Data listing
>> Start
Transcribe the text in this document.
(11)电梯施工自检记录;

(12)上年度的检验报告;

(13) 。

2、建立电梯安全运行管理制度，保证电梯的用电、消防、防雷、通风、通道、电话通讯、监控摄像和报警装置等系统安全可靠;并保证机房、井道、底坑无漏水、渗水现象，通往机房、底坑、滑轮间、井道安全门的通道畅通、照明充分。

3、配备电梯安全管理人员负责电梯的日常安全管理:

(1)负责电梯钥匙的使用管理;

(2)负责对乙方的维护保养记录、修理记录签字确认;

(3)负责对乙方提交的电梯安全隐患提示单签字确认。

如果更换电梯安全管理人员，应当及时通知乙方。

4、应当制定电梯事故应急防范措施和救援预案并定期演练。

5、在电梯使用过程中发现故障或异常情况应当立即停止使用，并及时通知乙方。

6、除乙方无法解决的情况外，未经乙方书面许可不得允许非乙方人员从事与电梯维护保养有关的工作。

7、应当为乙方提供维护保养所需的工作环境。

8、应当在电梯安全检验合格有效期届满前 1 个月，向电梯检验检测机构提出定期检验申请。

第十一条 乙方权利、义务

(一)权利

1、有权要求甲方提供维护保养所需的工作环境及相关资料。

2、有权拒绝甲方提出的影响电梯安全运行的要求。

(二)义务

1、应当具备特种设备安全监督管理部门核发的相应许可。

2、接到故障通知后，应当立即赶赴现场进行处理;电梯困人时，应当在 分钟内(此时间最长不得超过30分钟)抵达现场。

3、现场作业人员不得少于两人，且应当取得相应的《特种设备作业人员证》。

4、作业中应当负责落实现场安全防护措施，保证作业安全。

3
>> End
YOUR GOAL:
Copy every record above exactly as it appears.

WRITTEN ANSWER:
Transcribe the text in this document.
(11)电梯施工自检记录;

(12)上年度的检验报告;

(13) 。

2、建立电梯安全运行管理制度，保证电梯的用电、消防、防雷、通风、通道、电话通讯、监控摄像和报警装置等系统安全可靠;并保证机房、井道、底坑无漏水、渗水现象，通往机房、底坑、滑轮间、井道安全门的通道畅通、照明充分。

3、配备电梯安全管理人员负责电梯的日常安全管理:

(1)负责电梯钥匙的使用管理;

(2)负责对乙方的维护保养记录、修理记录签字确认;

(3)负责对乙方提交的电梯安全隐患提示单签字确认。

如果更换电梯安全管理人员，应当及时通知乙方。

4、应当制定电梯事故应急防范措施和救援预案并定期演练。

5、在电梯使用过程中发现故障或异常情况应当立即停止使用，并及时通知乙方。

6、除乙方无法解决的情况外，未经乙方书面许可不得允许非乙方人员从事与电梯维护保养有关的工作。

7、应当为乙方提供维护保养所需的工作环境。

8、应当在电梯安全检验合格有效期届满前 1 个月，向电梯检验检测机构提出定期检验申请。

第十一条 乙方权利、义务

(一)权利

1、有权要求甲方提供维护保养所需的工作环境及相关资料。

2、有权拒绝甲方提出的影响电梯安全运行的要求。

(二)义务

1、应当具备特种设备安全监督管理部门核发的相应许可。

2、接到故障通知后，应当立即赶赴现场进行处理;电梯困人时，应当在 分钟内(此时间最长不得超过30分钟)抵达现场。

3、现场作业人员不得少于两人，且应当取得相应的《特种设备作业人员证》。

4、作业中应当负责落实现场安全防护措施，保证作业安全。

3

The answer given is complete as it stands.